----- Vorliegender Text

Wie der Uli aus Ulm den FC Hoeneß formte

München - Die Zigarren, sonst liebstes Feierritual, schmeckten ihm schon lange nicht. Und anstoßen? Mit Rotwein? Zaghaft. Uli Hoeneß wirkte melancholisch. Gefangen in Freiheit. Eine emotionale Haft im Kreise seiner Liebsten, seiner Familie – dem FC Bayern.
In der Nacht vom 19. auf den 20. Februar erlebte Uli Hoeneß sein vorerst letztes Champions-League-Dinner nach dem Spiel beim FC Arsenal. Die Auslosung hatte den FC Bayern wieder nach London geführt, an den Ort des größten Triumphes der jüngeren Vereinshistorie. Als Bayern im Mai 2013 Champions-League-Sieger wurde, residierte man ebenfalls im feudalen „The Landmark“ unweit des legendären Museums „Madame Tussauds“. Schon damals wusste Hoeneß, was in der Steueraffäre auf ihn zukommen würde. Den Pott, den ihm die Spieler auf der Ehrentribüne des Wembleystadions entgegenstreckten, nahm er nur kurz – als wäre dieses Siegerinsignium ein uneheliches Kind.
„So, die Herren, was wollt ihr denn noch?“, fragte Hoeneß die Reporter, die nun im Februar im Seitengang des Festsaals „Grand Ballroom“ auf Spieler warteten. Und ihn. Hoeneß wusste das. Die Frage war rhetorisch. Hoeneß blieb stehen, schaltete von Melancholie auf gute Laune. Hier drohte keine Gefahr. Nicht in diesem Moment. Bayern hatte 2:0 gewonnen. Es wurde über Fußball gesprochen. Eine Wohltat. Eine Flucht. Gute Zeiten, alte Zeiten. Es gibt den Uli Hoeneß vor dem Bekanntwerden der Steueraffäre im April 2013, also den Mr. FC Bayern, und den Uli Hoeneß danach, den gefallenen Helden, den Steuerbetrüger. Perspektive: Sträfling.

----------

Aufgabe 1:
Überführe in den folgenden Einträgen alles von der Zeile mit „where is each“ bis hinunter zur Zeile mit „footer: Side 6 xyxy=(75,675,110,690)“ in eine JSON-Liste von Strings. Jede Zeile wird ein String, Leerzeilen entfallen.

----- Vorliegende Einträge

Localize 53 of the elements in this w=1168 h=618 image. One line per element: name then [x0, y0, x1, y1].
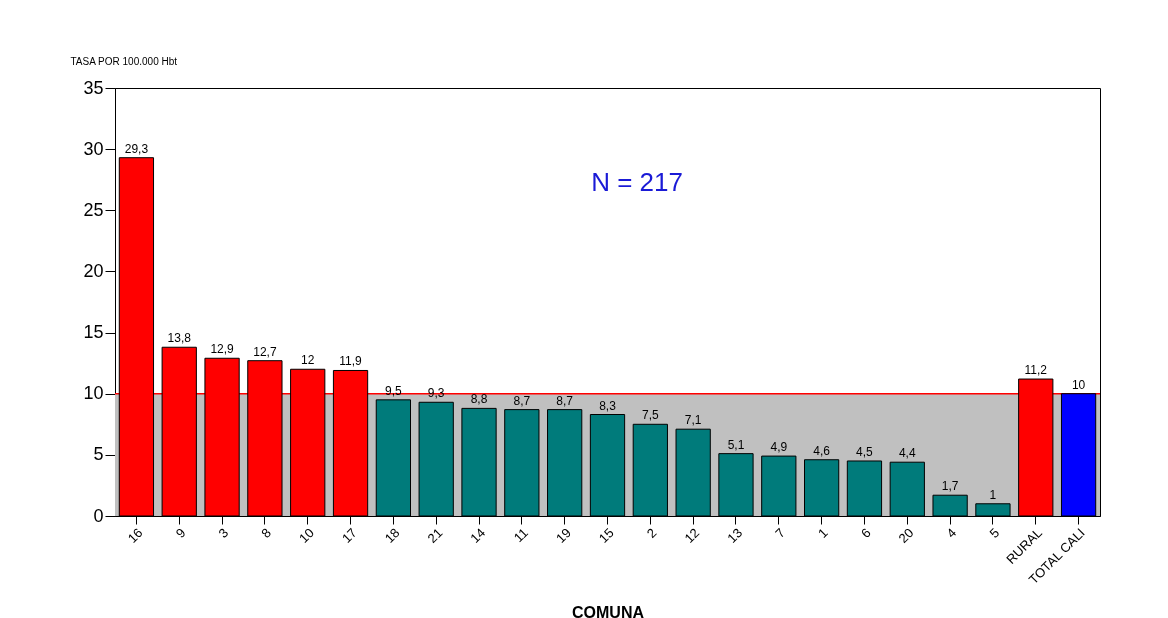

----------
----- Vorliegende Einträge

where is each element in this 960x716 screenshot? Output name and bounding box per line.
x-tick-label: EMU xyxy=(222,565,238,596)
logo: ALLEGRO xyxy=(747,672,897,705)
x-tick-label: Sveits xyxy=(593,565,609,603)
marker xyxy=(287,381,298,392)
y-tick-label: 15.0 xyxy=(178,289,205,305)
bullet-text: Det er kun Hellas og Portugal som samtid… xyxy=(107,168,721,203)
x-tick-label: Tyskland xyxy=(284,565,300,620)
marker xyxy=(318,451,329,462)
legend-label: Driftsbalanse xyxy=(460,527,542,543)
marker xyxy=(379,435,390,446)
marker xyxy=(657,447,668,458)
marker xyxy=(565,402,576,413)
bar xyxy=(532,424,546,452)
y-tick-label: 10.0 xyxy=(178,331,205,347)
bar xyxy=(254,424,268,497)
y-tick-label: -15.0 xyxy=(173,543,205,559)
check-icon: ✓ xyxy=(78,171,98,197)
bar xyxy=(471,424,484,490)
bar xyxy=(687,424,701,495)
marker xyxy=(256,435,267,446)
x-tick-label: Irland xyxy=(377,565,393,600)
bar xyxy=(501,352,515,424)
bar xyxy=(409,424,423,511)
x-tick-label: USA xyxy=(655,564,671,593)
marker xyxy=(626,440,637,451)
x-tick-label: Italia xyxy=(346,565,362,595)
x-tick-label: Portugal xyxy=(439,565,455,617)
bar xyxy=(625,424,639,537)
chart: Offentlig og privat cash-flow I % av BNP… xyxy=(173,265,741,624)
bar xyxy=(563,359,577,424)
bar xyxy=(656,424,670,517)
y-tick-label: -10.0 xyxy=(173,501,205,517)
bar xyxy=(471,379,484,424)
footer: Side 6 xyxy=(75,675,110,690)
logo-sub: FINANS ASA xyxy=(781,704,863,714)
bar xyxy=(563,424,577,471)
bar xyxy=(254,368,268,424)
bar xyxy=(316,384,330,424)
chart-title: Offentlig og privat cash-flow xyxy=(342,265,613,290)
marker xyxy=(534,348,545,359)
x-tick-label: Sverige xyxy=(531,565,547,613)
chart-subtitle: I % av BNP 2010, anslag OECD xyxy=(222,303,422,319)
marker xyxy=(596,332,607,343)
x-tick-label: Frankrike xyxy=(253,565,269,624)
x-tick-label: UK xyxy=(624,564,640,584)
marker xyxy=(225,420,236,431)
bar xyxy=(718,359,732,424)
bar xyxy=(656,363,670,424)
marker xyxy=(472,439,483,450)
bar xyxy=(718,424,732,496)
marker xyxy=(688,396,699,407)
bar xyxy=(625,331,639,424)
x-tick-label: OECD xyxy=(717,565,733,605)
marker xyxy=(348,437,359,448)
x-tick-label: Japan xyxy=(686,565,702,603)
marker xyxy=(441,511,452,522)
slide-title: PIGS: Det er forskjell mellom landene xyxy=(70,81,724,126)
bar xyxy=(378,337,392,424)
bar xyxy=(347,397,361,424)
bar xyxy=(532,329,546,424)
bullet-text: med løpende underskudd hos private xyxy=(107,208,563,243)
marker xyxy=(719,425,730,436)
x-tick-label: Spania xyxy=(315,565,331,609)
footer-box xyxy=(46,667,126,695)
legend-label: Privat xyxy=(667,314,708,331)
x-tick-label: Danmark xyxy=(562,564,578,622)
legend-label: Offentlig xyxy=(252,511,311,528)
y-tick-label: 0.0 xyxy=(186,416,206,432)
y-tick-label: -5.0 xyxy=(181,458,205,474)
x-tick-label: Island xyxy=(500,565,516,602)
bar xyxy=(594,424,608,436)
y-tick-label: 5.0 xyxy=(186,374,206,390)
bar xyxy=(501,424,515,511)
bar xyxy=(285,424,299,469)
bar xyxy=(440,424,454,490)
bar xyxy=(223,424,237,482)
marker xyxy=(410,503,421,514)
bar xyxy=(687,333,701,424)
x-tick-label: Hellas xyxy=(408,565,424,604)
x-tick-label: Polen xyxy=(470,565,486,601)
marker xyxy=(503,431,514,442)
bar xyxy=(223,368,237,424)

----------

Aufgabe 2:
Wiederhole den Text über Uli Hoeneß vollständig und wortgetreu.

Richtige Antwort 1:
[
  "where is each element in this 960x716 screenshot? Output name and bounding box per line.",
  "x-tick-label: EMU xyxy=(222,565,238,596)",
  "logo: ALLEGRO xyxy=(747,672,897,705)",
  "x-tick-label: Sveits xyxy=(593,565,609,603)",
  "marker xyxy=(287,381,298,392)",
  "y-tick-label: 15.0 xyxy=(178,289,205,305)",
  "bullet-text: Det er kun Hellas og Portugal som samtid… xyxy=(107,168,721,203)",
  "x-tick-label: Tyskland xyxy=(284,565,300,620)",
  "marker xyxy=(318,451,329,462)",
  "legend-label: Driftsbalanse xyxy=(460,527,542,543)",
  "marker xyxy=(379,435,390,446)",
  "marker xyxy=(657,447,668,458)",
  "marker xyxy=(565,402,576,413)",
  "bar xyxy=(532,424,546,452)",
  "y-tick-label: 10.0 xyxy=(178,331,205,347)",
  "bar xyxy=(254,424,268,497)",
  "y-tick-label: -15.0 xyxy=(173,543,205,559)",
  "check-icon: ✓ xyxy=(78,171,98,197)",
  "bar xyxy=(471,424,484,490)",
  "bar xyxy=(687,424,701,495)",
  "marker xyxy=(256,435,267,446)",
  "x-tick-label: Irland xyxy=(377,565,393,600)",
  "bar xyxy=(501,352,515,424)",
  "bar xyxy=(409,424,423,511)",
  "x-tick-label: USA xyxy=(655,564,671,593)",
  "marker xyxy=(626,440,637,451)",
  "x-tick-label: Italia xyxy=(346,565,362,595)",
  "x-tick-label: Portugal xyxy=(439,565,455,617)",
  "bar xyxy=(625,424,639,537)",
  "chart: Offentlig og privat cash-flow I % av BNP… xyxy=(173,265,741,624)",
  "bar xyxy=(563,359,577,424)",
  "bar xyxy=(656,424,670,517)",
  "y-tick-label: -10.0 xyxy=(173,501,205,517)",
  "bar xyxy=(471,379,484,424)",
  "footer: Side 6 xyxy=(75,675,110,690)"
]

Richtige Antwort 2:
Wie der Uli aus Ulm den FC Hoeneß formte

München - Die Zigarren, sonst liebstes Feierritual, schmeckten ihm schon lange nicht. Und anstoßen? Mit Rotwein? Zaghaft. Uli Hoeneß wirkte melancholisch. Gefangen in Freiheit. Eine emotionale Haft im Kreise seiner Liebsten, seiner Familie – dem FC Bayern.
In der Nacht vom 19. auf den 20. Februar erlebte Uli Hoeneß sein vorerst letztes Champions-League-Dinner nach dem Spiel beim FC Arsenal. Die Auslosung hatte den FC Bayern wieder nach London geführt, an den Ort des größten Triumphes der jüngeren Vereinshistorie. Als Bayern im Mai 2013 Champions-League-Sieger wurde, residierte man ebenfalls im feudalen „The Landmark“ unweit des legendären Museums „Madame Tussauds“. Schon damals wusste Hoeneß, was in der Steueraffäre auf ihn zukommen würde. Den Pott, den ihm die Spieler auf der Ehrentribüne des Wembleystadions entgegenstreckten, nahm er nur kurz – als wäre dieses Siegerinsignium ein uneheliches Kind.
„So, die Herren, was wollt ihr denn noch?“, fragte Hoeneß die Reporter, die nun im Februar im Seitengang des Festsaals „Grand Ballroom“ auf Spieler warteten. Und ihn. Hoeneß wusste das. Die Frage war rhetorisch. Hoeneß blieb stehen, schaltete von Melancholie auf gute Laune. Hier drohte keine Gefahr. Nicht in diesem Moment. Bayern hatte 2:0 gewonnen. Es wurde über Fußball gesprochen. Eine Wohltat. Eine Flucht. Gute Zeiten, alte Zeiten. Es gibt den Uli Hoeneß vor dem Bekanntwerden der Steueraffäre im April 2013, also den Mr. FC Bayern, und den Uli Hoeneß danach, den gefallenen Helden, den Steuerbetrüger. Perspektive: Sträfling.